_WHAT NEEDS TO BE DONE_
The listing below is to be output in its exact form.

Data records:
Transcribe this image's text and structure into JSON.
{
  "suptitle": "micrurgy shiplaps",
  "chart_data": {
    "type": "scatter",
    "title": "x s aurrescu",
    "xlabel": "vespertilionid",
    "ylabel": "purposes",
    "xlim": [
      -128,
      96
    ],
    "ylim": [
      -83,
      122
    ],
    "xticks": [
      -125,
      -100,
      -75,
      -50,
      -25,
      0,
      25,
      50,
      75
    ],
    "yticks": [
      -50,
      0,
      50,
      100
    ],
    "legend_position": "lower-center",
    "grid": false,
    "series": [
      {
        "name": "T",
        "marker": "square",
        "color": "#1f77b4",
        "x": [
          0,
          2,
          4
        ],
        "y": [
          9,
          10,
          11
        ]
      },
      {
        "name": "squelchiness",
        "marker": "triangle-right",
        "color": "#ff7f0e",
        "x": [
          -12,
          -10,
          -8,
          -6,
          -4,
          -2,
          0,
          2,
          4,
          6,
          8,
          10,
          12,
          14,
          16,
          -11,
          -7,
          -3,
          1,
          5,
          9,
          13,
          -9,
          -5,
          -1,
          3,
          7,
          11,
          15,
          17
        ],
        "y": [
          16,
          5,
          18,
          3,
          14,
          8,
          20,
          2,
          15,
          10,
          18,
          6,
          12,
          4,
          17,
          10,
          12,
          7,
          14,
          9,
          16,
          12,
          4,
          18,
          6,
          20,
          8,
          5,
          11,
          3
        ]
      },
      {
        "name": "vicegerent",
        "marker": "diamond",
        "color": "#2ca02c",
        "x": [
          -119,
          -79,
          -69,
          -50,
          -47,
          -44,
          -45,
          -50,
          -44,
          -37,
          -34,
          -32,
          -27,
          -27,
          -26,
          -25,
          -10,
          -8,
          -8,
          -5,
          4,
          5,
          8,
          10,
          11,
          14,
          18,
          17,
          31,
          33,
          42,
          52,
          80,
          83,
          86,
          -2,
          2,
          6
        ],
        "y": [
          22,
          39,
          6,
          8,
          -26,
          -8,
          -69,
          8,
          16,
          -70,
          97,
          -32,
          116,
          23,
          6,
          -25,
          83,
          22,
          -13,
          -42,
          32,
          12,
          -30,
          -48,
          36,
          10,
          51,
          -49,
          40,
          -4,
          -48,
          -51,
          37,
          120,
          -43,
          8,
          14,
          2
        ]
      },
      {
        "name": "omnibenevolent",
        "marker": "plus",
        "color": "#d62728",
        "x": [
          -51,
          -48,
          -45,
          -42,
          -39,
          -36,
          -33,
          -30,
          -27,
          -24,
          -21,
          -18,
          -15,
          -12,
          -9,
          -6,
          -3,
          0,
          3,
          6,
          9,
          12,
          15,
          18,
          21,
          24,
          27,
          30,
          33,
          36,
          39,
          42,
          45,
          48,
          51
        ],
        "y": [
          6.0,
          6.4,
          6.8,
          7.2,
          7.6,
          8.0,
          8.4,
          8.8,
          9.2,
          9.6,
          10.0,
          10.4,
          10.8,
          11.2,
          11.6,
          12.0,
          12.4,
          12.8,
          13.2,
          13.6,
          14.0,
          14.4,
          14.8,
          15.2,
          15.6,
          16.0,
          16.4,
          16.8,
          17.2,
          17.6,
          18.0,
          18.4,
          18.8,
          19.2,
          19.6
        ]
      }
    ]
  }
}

_RESULT BELOW_
Transcribe this image's text and structure into JSON.
{
  "suptitle": "micrurgy shiplaps",
  "chart_data": {
    "type": "scatter",
    "title": "x s aurrescu",
    "xlabel": "vespertilionid",
    "ylabel": "purposes",
    "xlim": [
      -128,
      96
    ],
    "ylim": [
      -83,
      122
    ],
    "xticks": [
      -125,
      -100,
      -75,
      -50,
      -25,
      0,
      25,
      50,
      75
    ],
    "yticks": [
      -50,
      0,
      50,
      100
    ],
    "legend_position": "lower-center",
    "grid": false,
    "series": [
      {
        "name": "T",
        "marker": "square",
        "color": "#1f77b4",
        "x": [
          0,
          2,
          4
        ],
        "y": [
          9,
          10,
          11
        ]
      },
      {
        "name": "squelchiness",
        "marker": "triangle-right",
        "color": "#ff7f0e",
        "x": [
          -12,
          -10,
          -8,
          -6,
          -4,
          -2,
          0,
          2,
          4,
          6,
          8,
          10,
          12,
          14,
          16,
          -11,
          -7,
          -3,
          1,
          5,
          9,
          13,
          -9,
          -5,
          -1,
          3,
          7,
          11,
          15,
          17
        ],
        "y": [
          16,
          5,
          18,
          3,
          14,
          8,
          20,
          2,
          15,
          10,
          18,
          6,
          12,
          4,
          17,
          10,
          12,
          7,
          14,
          9,
          16,
          12,
          4,
          18,
          6,
          20,
          8,
          5,
          11,
          3
        ]
      },
      {
        "name": "vicegerent",
        "marker": "diamond",
        "color": "#2ca02c",
        "x": [
          -119,
          -79,
          -69,
          -50,
          -47,
          -44,
          -45,
          -50,
          -44,
          -37,
          -34,
          -32,
          -27,
          -27,
          -26,
          -25,
          -10,
          -8,
          -8,
          -5,
          4,
          5,
          8,
          10,
          11,
          14,
          18,
          17,
          31,
          33,
          42,
          52,
          80,
          83,
          86,
          -2,
          2,
          6
        ],
        "y": [
          22,
          39,
          6,
          8,
          -26,
          -8,
          -69,
          8,
          16,
          -70,
          97,
          -32,
          116,
          23,
          6,
          -25,
          83,
          22,
          -13,
          -42,
          32,
          12,
          -30,
          -48,
          36,
          10,
          51,
          -49,
          40,
          -4,
          -48,
          -51,
          37,
          120,
          -43,
          8,
          14,
          2
        ]
      },
      {
        "name": "omnibenevolent",
        "marker": "plus",
        "color": "#d62728",
        "x": [
          -51,
          -48,
          -45,
          -42,
          -39,
          -36,
          -33,
          -30,
          -27,
          -24,
          -21,
          -18,
          -15,
          -12,
          -9,
          -6,
          -3,
          0,
          3,
          6,
          9,
          12,
          15,
          18,
          21,
          24,
          27,
          30,
          33,
          36,
          39,
          42,
          45,
          48,
          51
        ],
        "y": [
          6.0,
          6.4,
          6.8,
          7.2,
          7.6,
          8.0,
          8.4,
          8.8,
          9.2,
          9.6,
          10.0,
          10.4,
          10.8,
          11.2,
          11.6,
          12.0,
          12.4,
          12.8,
          13.2,
          13.6,
          14.0,
          14.4,
          14.8,
          15.2,
          15.6,
          16.0,
          16.4,
          16.8,
          17.2,
          17.6,
          18.0,
          18.4,
          18.8,
          19.2,
          19.6
        ]
      }
    ]
  }
}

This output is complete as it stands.